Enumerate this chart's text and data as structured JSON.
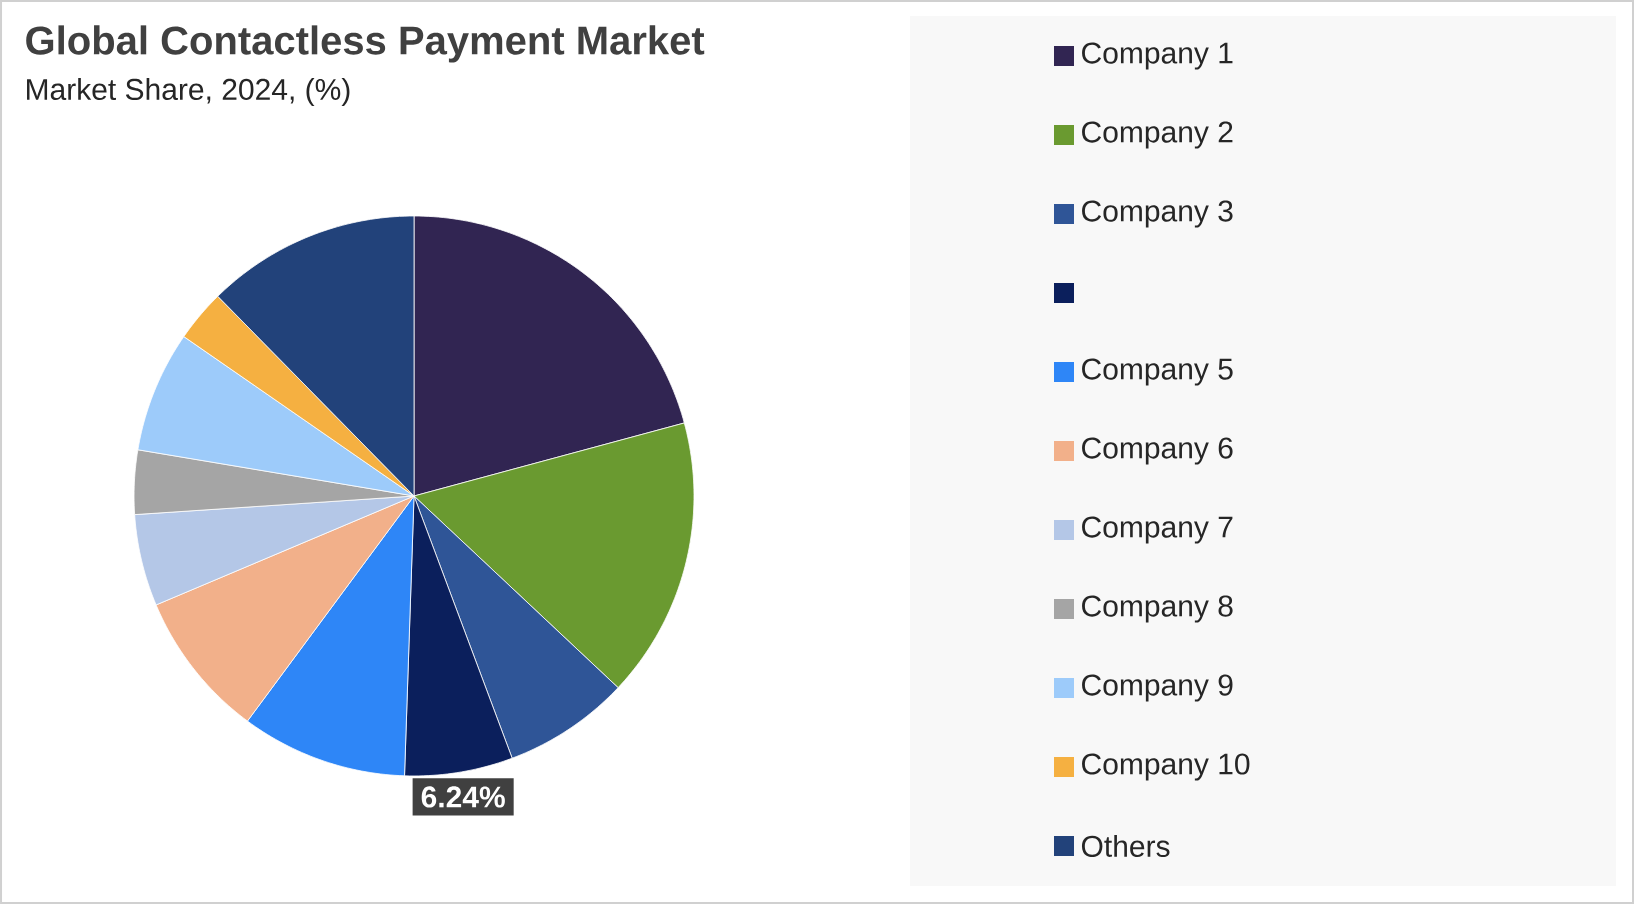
{
  "chart_data": {
    "type": "pie",
    "title": "Global Contactless Payment Market",
    "subtitle": "Market Share, 2024, (%)",
    "categories": [
      "Company 1",
      "Company 2",
      "Company 3",
      null,
      "Company 5",
      "Company 6",
      "Company 7",
      "Company 8",
      "Company 9",
      "Company 10",
      "Others"
    ],
    "values": [
      20.8,
      16.2,
      7.3,
      6.24,
      9.6,
      8.5,
      5.3,
      3.7,
      7.0,
      3.0,
      12.36
    ],
    "colors": [
      "#312552",
      "#6a9a30",
      "#2f5597",
      "#0b1f5c",
      "#2e86f7",
      "#f2b08a",
      "#b4c7e7",
      "#a5a5a5",
      "#9dcbfa",
      "#f5b041",
      "#22427a"
    ],
    "value_labels": [
      null,
      null,
      null,
      "6.24%",
      null,
      null,
      null,
      null,
      null,
      null,
      null
    ],
    "legend": "right"
  }
}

▸ **Task description**
Make a word-for-word copy of the entries, without any pictures.

▸ **Solved problem**
Enumerate this chart's text and data as structured JSON.
{
  "chart_data": {
    "type": "pie",
    "title": "Global Contactless Payment Market",
    "subtitle": "Market Share, 2024, (%)",
    "categories": [
      "Company 1",
      "Company 2",
      "Company 3",
      null,
      "Company 5",
      "Company 6",
      "Company 7",
      "Company 8",
      "Company 9",
      "Company 10",
      "Others"
    ],
    "values": [
      20.8,
      16.2,
      7.3,
      6.24,
      9.6,
      8.5,
      5.3,
      3.7,
      7.0,
      3.0,
      12.36
    ],
    "colors": [
      "#312552",
      "#6a9a30",
      "#2f5597",
      "#0b1f5c",
      "#2e86f7",
      "#f2b08a",
      "#b4c7e7",
      "#a5a5a5",
      "#9dcbfa",
      "#f5b041",
      "#22427a"
    ],
    "value_labels": [
      null,
      null,
      null,
      "6.24%",
      null,
      null,
      null,
      null,
      null,
      null,
      null
    ],
    "legend": "right"
  }
}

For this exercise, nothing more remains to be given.